Filter the entries below, keeping only lines with the word "handed".
-------
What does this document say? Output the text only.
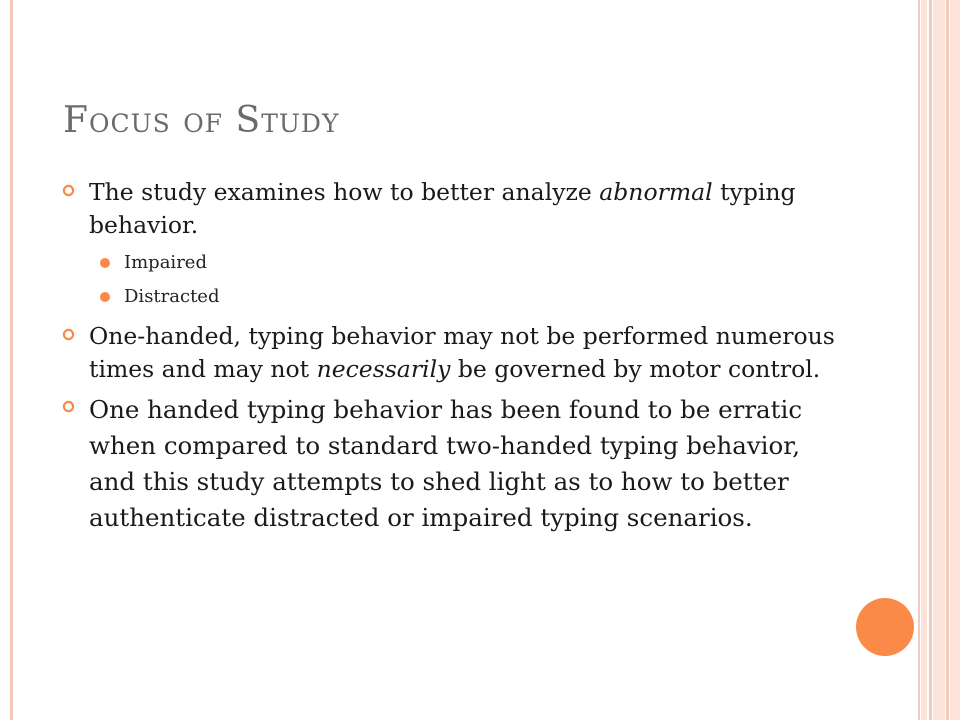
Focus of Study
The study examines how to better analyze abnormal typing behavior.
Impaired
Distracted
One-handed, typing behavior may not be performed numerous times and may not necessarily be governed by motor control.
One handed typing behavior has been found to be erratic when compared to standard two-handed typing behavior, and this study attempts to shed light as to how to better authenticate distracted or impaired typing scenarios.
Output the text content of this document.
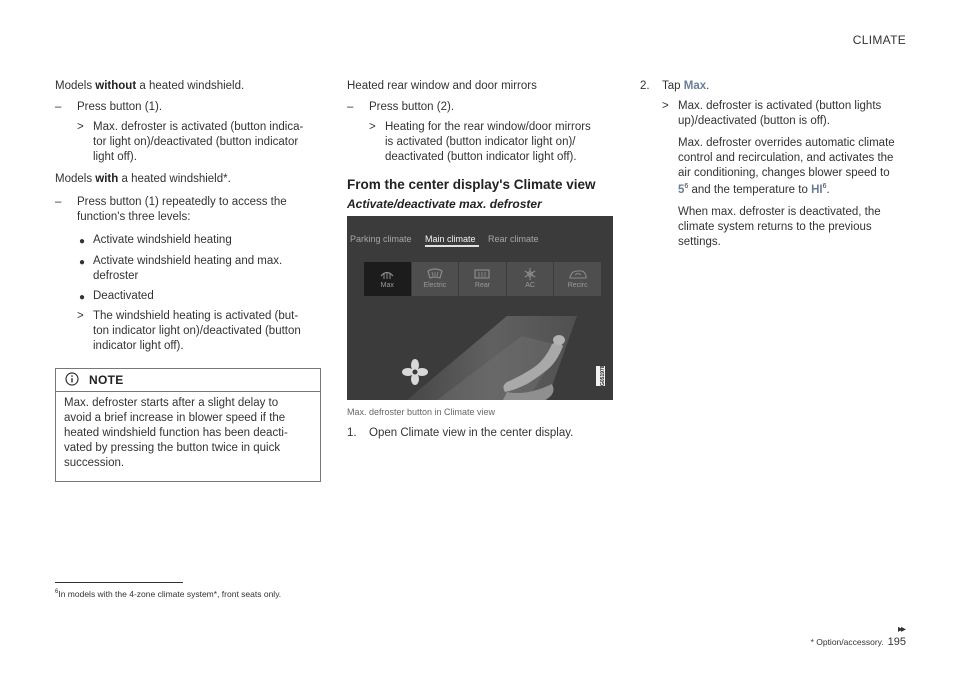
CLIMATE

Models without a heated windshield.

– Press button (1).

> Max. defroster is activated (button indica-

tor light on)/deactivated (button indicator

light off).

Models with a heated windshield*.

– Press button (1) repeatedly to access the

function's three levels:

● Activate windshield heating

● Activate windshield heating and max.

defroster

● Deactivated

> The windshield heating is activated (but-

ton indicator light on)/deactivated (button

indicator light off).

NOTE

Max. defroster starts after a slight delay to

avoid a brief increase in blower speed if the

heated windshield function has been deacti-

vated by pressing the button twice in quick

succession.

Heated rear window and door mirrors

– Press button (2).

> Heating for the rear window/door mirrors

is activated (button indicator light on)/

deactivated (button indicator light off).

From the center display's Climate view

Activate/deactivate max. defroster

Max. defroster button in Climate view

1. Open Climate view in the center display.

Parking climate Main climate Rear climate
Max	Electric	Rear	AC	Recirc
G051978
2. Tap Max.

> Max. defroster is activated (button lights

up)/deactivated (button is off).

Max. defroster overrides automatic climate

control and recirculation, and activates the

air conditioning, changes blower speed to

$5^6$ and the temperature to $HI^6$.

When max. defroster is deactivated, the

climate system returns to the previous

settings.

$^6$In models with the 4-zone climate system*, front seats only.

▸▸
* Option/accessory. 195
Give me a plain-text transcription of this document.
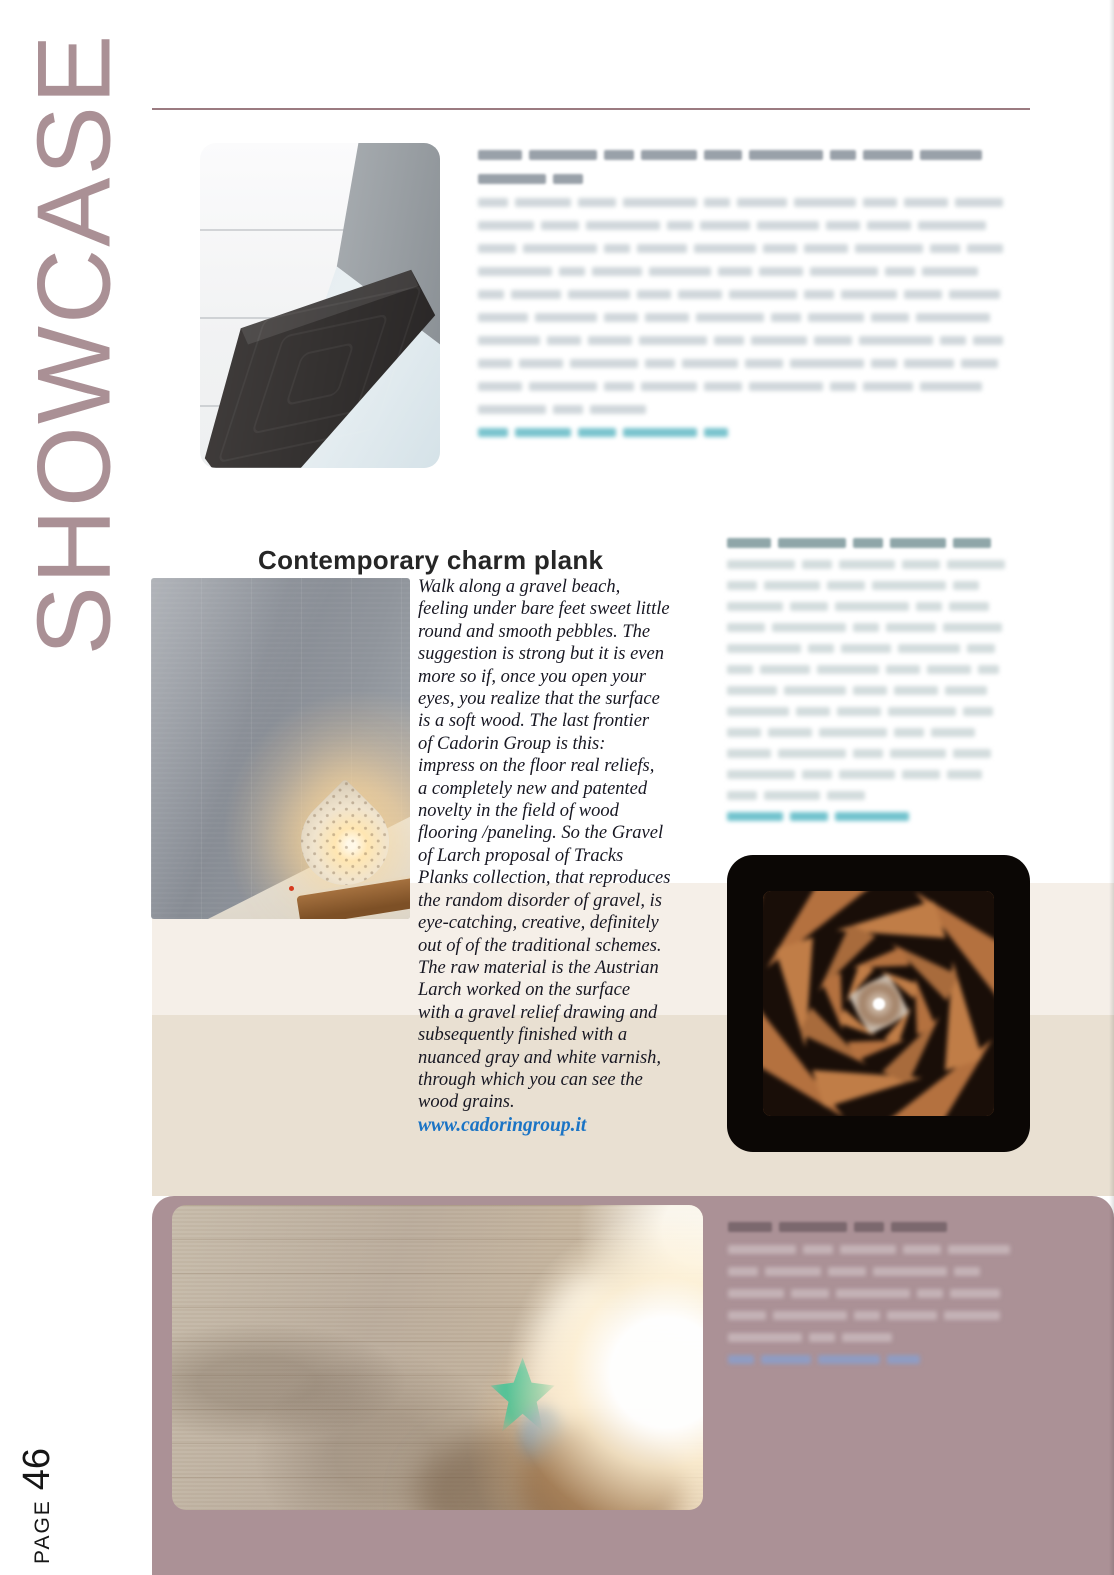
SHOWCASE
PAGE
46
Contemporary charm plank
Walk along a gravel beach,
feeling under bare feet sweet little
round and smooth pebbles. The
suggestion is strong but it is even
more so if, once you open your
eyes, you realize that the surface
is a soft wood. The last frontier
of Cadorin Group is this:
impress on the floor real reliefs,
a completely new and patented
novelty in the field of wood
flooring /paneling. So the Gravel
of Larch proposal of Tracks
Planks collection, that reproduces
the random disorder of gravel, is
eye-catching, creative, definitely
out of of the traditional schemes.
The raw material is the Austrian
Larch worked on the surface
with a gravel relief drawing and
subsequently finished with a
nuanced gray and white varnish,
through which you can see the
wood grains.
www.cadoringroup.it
-------
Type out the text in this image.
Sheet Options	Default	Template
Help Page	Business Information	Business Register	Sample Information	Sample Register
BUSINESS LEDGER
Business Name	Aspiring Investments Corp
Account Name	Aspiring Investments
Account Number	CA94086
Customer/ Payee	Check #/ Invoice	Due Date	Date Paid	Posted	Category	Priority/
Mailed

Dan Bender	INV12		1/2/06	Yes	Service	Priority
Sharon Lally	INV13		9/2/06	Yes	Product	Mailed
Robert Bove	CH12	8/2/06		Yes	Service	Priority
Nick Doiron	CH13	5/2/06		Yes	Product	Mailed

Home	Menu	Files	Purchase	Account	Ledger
-------
CORRECT OUTPUT =
One-handed, typing behavior may not be performed numerous times and may not necessarily be governed by motor control.
One handed typing behavior has been found to be erratic when compared to standard two-handed typing behavior, and this study attempts to shed light as to how to better authenticate distracted or impaired typing scenarios.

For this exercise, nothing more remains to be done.